- [What this task involves]: Lines holding the string "text" are the ones to copy; find them all in the data.
════
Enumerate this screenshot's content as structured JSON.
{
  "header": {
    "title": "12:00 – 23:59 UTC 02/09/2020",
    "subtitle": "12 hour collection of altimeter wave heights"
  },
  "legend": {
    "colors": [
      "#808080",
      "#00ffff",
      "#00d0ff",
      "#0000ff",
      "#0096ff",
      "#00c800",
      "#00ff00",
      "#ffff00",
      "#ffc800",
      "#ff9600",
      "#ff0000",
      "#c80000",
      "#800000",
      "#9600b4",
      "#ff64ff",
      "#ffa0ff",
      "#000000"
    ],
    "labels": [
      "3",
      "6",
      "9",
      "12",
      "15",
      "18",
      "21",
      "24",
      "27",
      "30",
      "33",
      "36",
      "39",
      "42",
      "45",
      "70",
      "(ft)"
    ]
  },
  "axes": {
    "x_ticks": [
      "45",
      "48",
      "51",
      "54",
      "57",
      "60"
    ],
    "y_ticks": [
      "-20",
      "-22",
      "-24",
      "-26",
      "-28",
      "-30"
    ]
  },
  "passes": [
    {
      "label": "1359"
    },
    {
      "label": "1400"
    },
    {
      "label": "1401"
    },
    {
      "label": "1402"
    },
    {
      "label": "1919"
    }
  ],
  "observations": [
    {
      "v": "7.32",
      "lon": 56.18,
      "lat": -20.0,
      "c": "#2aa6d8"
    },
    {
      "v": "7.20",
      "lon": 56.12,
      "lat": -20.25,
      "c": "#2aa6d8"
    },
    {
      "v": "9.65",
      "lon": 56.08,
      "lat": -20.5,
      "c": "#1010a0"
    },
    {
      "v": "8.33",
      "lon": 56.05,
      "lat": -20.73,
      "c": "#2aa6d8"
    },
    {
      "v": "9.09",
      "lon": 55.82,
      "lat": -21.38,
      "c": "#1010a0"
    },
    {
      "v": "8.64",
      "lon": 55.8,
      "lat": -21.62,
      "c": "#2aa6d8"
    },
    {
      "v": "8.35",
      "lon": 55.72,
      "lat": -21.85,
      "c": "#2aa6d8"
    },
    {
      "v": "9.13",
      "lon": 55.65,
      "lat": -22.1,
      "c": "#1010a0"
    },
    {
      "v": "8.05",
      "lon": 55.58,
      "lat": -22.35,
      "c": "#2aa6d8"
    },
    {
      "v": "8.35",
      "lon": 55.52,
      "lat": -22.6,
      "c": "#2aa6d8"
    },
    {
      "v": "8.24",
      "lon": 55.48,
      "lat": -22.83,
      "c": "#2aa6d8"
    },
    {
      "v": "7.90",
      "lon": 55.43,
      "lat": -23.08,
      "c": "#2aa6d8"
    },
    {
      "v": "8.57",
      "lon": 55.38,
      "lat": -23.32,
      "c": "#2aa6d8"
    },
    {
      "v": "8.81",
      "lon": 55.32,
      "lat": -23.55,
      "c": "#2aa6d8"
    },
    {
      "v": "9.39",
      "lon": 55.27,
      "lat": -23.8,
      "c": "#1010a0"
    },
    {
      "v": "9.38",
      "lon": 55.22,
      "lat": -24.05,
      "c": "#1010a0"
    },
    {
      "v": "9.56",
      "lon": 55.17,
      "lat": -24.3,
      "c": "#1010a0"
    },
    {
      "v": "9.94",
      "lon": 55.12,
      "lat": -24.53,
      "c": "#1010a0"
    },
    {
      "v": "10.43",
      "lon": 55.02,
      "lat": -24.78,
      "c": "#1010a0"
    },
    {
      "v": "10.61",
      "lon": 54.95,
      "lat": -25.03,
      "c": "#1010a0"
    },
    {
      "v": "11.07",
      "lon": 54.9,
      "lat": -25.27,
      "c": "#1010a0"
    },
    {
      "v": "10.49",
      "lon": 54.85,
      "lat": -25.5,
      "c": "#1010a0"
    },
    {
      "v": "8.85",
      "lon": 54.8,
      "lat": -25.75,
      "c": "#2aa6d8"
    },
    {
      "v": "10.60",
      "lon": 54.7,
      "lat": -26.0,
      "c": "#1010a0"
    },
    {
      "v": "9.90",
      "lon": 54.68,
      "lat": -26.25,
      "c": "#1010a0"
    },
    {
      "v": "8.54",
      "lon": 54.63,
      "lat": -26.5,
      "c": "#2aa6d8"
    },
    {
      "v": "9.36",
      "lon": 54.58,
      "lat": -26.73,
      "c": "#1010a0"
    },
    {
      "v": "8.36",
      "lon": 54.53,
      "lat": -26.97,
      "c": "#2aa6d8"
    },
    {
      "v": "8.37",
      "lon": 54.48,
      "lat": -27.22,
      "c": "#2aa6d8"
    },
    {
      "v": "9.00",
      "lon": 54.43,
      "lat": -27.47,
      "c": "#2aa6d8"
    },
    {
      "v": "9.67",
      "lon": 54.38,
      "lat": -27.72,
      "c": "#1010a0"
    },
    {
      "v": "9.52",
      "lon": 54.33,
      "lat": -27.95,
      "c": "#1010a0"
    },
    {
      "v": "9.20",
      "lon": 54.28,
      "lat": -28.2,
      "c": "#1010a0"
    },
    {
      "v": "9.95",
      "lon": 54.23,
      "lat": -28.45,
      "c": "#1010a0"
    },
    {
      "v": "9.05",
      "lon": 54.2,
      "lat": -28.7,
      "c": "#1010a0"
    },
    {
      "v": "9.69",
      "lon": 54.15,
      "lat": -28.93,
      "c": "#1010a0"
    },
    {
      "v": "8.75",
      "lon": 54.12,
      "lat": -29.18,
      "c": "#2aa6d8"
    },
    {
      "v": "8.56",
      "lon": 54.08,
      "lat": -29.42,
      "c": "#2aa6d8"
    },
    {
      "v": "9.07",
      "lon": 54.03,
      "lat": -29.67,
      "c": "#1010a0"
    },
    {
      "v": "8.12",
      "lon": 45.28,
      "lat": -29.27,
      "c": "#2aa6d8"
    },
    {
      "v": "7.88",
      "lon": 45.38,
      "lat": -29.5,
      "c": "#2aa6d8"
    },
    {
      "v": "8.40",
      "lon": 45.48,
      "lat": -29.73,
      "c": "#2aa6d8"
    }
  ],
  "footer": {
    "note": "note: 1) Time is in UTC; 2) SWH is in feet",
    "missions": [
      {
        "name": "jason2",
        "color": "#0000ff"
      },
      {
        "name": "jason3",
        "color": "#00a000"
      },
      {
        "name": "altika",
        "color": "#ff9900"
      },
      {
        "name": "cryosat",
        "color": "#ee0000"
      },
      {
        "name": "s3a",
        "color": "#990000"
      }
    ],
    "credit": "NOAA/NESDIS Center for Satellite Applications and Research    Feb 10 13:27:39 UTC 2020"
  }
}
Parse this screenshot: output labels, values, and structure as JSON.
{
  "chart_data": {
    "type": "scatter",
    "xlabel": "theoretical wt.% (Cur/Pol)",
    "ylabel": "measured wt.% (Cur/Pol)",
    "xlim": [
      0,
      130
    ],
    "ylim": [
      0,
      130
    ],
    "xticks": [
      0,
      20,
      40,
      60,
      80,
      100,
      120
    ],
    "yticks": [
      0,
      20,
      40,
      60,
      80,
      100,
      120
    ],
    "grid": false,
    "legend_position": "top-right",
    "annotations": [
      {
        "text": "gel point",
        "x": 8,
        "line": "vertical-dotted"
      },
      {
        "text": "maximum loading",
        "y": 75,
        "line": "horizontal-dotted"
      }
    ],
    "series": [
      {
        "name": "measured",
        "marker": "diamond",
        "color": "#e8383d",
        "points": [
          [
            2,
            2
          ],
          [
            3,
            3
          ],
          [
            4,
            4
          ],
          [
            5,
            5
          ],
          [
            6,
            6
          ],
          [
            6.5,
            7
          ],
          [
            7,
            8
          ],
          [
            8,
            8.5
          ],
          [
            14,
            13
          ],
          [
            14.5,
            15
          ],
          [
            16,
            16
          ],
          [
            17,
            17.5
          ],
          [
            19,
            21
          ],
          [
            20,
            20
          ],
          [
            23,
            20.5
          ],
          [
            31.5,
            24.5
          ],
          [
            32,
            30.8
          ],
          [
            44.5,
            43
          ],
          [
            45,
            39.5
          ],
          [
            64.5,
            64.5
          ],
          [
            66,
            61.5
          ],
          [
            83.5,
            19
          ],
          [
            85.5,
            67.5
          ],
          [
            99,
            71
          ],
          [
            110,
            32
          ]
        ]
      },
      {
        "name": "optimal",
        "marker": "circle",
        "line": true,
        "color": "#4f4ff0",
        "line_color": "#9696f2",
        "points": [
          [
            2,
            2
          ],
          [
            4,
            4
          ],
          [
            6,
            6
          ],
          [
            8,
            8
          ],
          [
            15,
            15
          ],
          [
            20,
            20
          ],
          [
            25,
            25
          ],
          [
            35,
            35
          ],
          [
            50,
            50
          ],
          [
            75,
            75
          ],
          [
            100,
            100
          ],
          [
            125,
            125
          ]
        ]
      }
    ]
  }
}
════
- [Written reply]:
        "text": "gel point",
        "text": "maximum loading",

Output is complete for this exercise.